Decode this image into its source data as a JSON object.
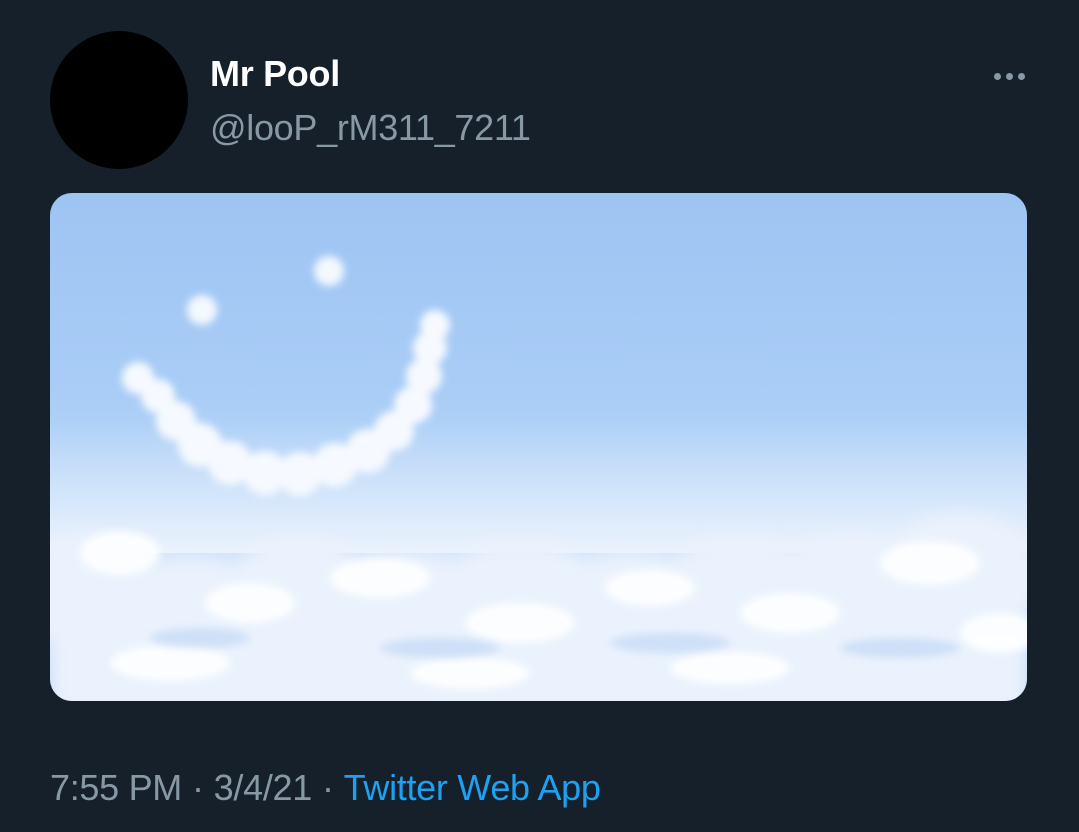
{
  "tweet": {
    "display_name": "Mr Pool",
    "handle": "@looP_rM311_7211",
    "time": "7:55 PM",
    "separator": "·",
    "date": "3/4/21",
    "source": "Twitter Web App",
    "media": {
      "icon": "cloud-smiley-image"
    },
    "more_icon": "more-options-icon"
  },
  "colors": {
    "background": "#15202b",
    "name_text": "#ffffff",
    "secondary_text": "#8899a6",
    "link": "#1da1f2"
  }
}
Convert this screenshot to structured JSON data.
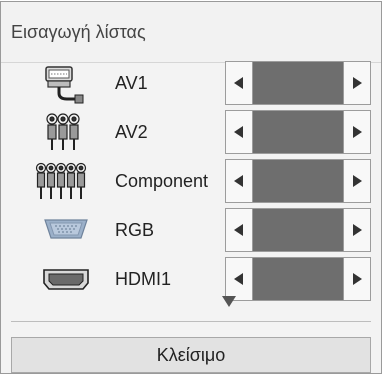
{
  "dialog": {
    "title": "Εισαγωγή λίστας",
    "close_label": "Κλείσιμο",
    "scroll_indicator": "▼"
  },
  "inputs": [
    {
      "label": "AV1",
      "icon": "scart-cable-icon",
      "value": ""
    },
    {
      "label": "AV2",
      "icon": "rca-av-cable-icon",
      "value": ""
    },
    {
      "label": "Component",
      "icon": "component-cable-icon",
      "value": ""
    },
    {
      "label": "RGB",
      "icon": "vga-connector-icon",
      "value": ""
    },
    {
      "label": "HDMI1",
      "icon": "hdmi-port-icon",
      "value": ""
    }
  ],
  "colors": {
    "selector_fill": "#6e6e6e",
    "arrow_button": "#f8f8f8",
    "panel_background": "#f3f3f3",
    "close_button": "#e2e2e2"
  }
}
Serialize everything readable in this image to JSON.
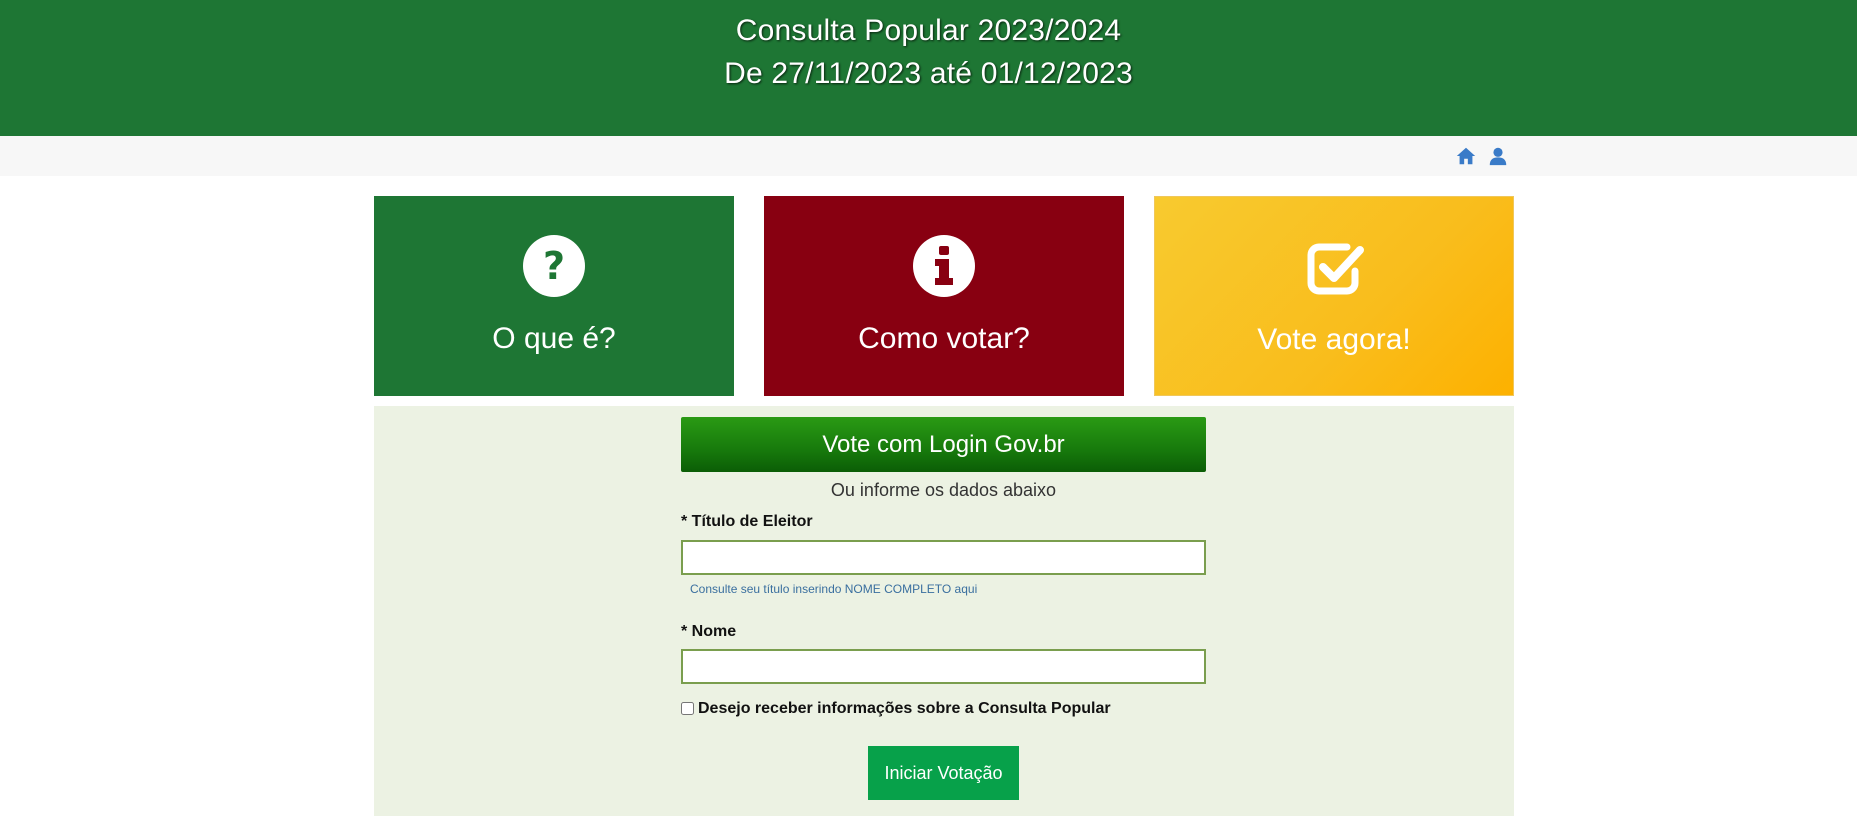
{
  "header": {
    "title": "Consulta Popular 2023/2024",
    "period": "De 27/11/2023 até 01/12/2023"
  },
  "navbar": {
    "icons": [
      "home-icon",
      "user-icon"
    ]
  },
  "tiles": [
    {
      "label": "O que é?",
      "icon": "question-circle-icon",
      "color": "#1e7634"
    },
    {
      "label": "Como votar?",
      "icon": "info-circle-icon",
      "color": "#880011"
    },
    {
      "label": "Vote agora!",
      "icon": "check-square-icon",
      "color": "#f9bd1c"
    }
  ],
  "form": {
    "govbr_button": "Vote com Login Gov.br",
    "or_text": "Ou informe os dados abaixo",
    "titulo_label": "* Título de Eleitor",
    "titulo_value": "",
    "help_link": "Consulte seu título inserindo NOME COMPLETO aqui",
    "nome_label": "* Nome",
    "nome_value": "",
    "newsletter_label": "Desejo receber informações sobre a Consulta Popular",
    "newsletter_checked": false,
    "submit_button": "Iniciar Votação"
  },
  "colors": {
    "header_bg": "#1e7634",
    "panel_bg": "#ecf2e3",
    "nav_icon": "#3a7bc8",
    "submit_bg": "#07a14a"
  }
}
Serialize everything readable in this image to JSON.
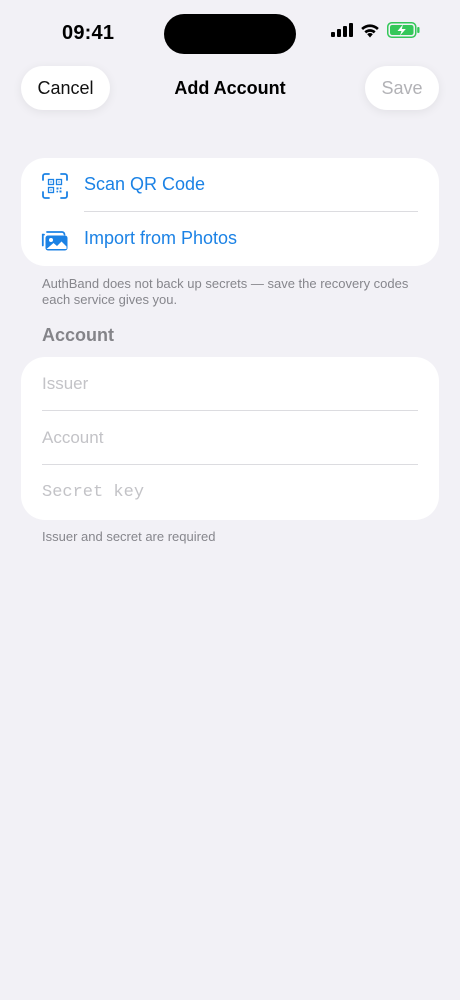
{
  "status_bar": {
    "time": "09:41"
  },
  "nav": {
    "cancel_label": "Cancel",
    "title": "Add Account",
    "save_label": "Save"
  },
  "import_options": [
    {
      "label": "Scan QR Code",
      "icon": "qr-code-icon"
    },
    {
      "label": "Import from Photos",
      "icon": "photos-icon"
    }
  ],
  "backup_note": "AuthBand does not back up secrets — save the recovery codes each service gives you.",
  "account_section": {
    "header": "Account",
    "fields": [
      {
        "placeholder": "Issuer",
        "value": ""
      },
      {
        "placeholder": "Account",
        "value": ""
      },
      {
        "placeholder": "Secret key",
        "value": ""
      }
    ]
  },
  "required_note": "Issuer and secret are required",
  "colors": {
    "accent": "#1b82e5",
    "background": "#f2f1f6",
    "battery": "#34c759"
  }
}
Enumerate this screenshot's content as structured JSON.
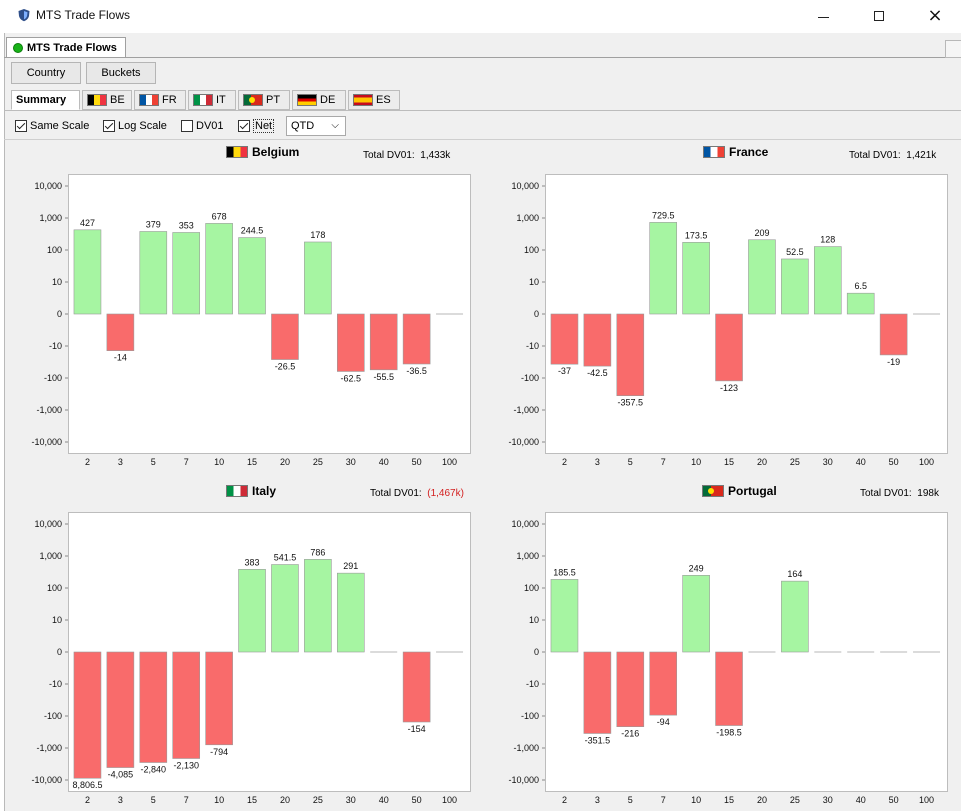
{
  "window": {
    "title": "MTS Trade Flows",
    "controls": {
      "minimize": "–",
      "maximize": "□",
      "close": "×"
    }
  },
  "doc_tab": {
    "label": "MTS Trade Flows",
    "status_color": "#18b218"
  },
  "view_buttons": {
    "country": "Country",
    "buckets": "Buckets"
  },
  "country_tabs": [
    {
      "label": "Summary",
      "flag": null,
      "active": true
    },
    {
      "label": "BE",
      "flag": "belgium-flag"
    },
    {
      "label": "FR",
      "flag": "france-flag"
    },
    {
      "label": "IT",
      "flag": "italy-flag"
    },
    {
      "label": "PT",
      "flag": "portugal-flag"
    },
    {
      "label": "DE",
      "flag": "germany-flag"
    },
    {
      "label": "ES",
      "flag": "spain-flag"
    }
  ],
  "options": {
    "same_scale": {
      "label": "Same Scale",
      "checked": true
    },
    "log_scale": {
      "label": "Log Scale",
      "checked": true
    },
    "dv01": {
      "label": "DV01",
      "checked": false
    },
    "net": {
      "label": "Net",
      "checked": true
    },
    "period": {
      "value": "QTD"
    }
  },
  "colors": {
    "positive": "#a6f5a2",
    "negative": "#f96b6b",
    "negative_text": "#d32020"
  },
  "dv01_label": "Total DV01:",
  "chart_data": [
    {
      "type": "bar",
      "title": "Belgium",
      "total_dv01": "1,433k",
      "total_negative": false,
      "scale": "symlog",
      "yticks": [
        "10,000",
        "1,000",
        "100",
        "10",
        "0",
        "-10",
        "-100",
        "-1,000",
        "-10,000"
      ],
      "categories": [
        "2",
        "3",
        "5",
        "7",
        "10",
        "15",
        "20",
        "25",
        "30",
        "40",
        "50",
        "100"
      ],
      "values": [
        427,
        -14,
        379,
        353,
        678,
        244.5,
        -26.5,
        178,
        -62.5,
        -55.5,
        -36.5,
        0
      ],
      "labels": [
        "427",
        "-14",
        "379",
        "353",
        "678",
        "244.5",
        "-26.5",
        "178",
        "-62.5",
        "-55.5",
        "-36.5",
        ""
      ]
    },
    {
      "type": "bar",
      "title": "France",
      "total_dv01": "1,421k",
      "total_negative": false,
      "scale": "symlog",
      "yticks": [
        "10,000",
        "1,000",
        "100",
        "10",
        "0",
        "-10",
        "-100",
        "-1,000",
        "-10,000"
      ],
      "categories": [
        "2",
        "3",
        "5",
        "7",
        "10",
        "15",
        "20",
        "25",
        "30",
        "40",
        "50",
        "100"
      ],
      "values": [
        -37,
        -42.5,
        -357.5,
        729.5,
        173.5,
        -123,
        209,
        52.5,
        128,
        6.5,
        -19,
        0
      ],
      "labels": [
        "-37",
        "-42.5",
        "-357.5",
        "729.5",
        "173.5",
        "-123",
        "209",
        "52.5",
        "128",
        "6.5",
        "-19",
        ""
      ]
    },
    {
      "type": "bar",
      "title": "Italy",
      "total_dv01": "(1,467k)",
      "total_negative": true,
      "scale": "symlog",
      "yticks": [
        "10,000",
        "1,000",
        "100",
        "10",
        "0",
        "-10",
        "-100",
        "-1,000",
        "-10,000"
      ],
      "categories": [
        "2",
        "3",
        "5",
        "7",
        "10",
        "15",
        "20",
        "25",
        "30",
        "40",
        "50",
        "100"
      ],
      "values": [
        -8806.5,
        -4085,
        -2840,
        -2130,
        -794,
        383,
        541.5,
        786,
        291,
        0,
        -154,
        0
      ],
      "labels": [
        "8,806.5",
        "-4,085",
        "-2,840",
        "-2,130",
        "-794",
        "383",
        "541.5",
        "786",
        "291",
        "",
        "-154",
        ""
      ]
    },
    {
      "type": "bar",
      "title": "Portugal",
      "total_dv01": "198k",
      "total_negative": false,
      "scale": "symlog",
      "yticks": [
        "10,000",
        "1,000",
        "100",
        "10",
        "0",
        "-10",
        "-100",
        "-1,000",
        "-10,000"
      ],
      "categories": [
        "2",
        "3",
        "5",
        "7",
        "10",
        "15",
        "20",
        "25",
        "30",
        "40",
        "50",
        "100"
      ],
      "values": [
        185.5,
        -351.5,
        -216,
        -94,
        249,
        -198.5,
        0,
        164,
        0,
        0,
        0,
        0
      ],
      "labels": [
        "185.5",
        "-351.5",
        "-216",
        "-94",
        "249",
        "-198.5",
        "",
        "164",
        "",
        "",
        "",
        ""
      ]
    }
  ]
}
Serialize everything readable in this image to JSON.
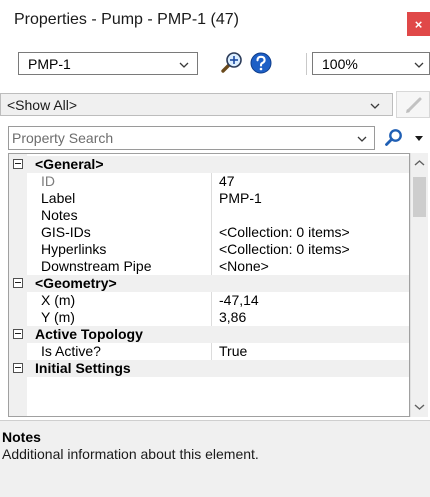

+--

# WORK INSTRUCTIONS:
Copy each line above that contains the string "Vote".

# THE OUTPUT:
      "label": "Vote agora!",
    "govbr_button": "Vote com Login Gov.br",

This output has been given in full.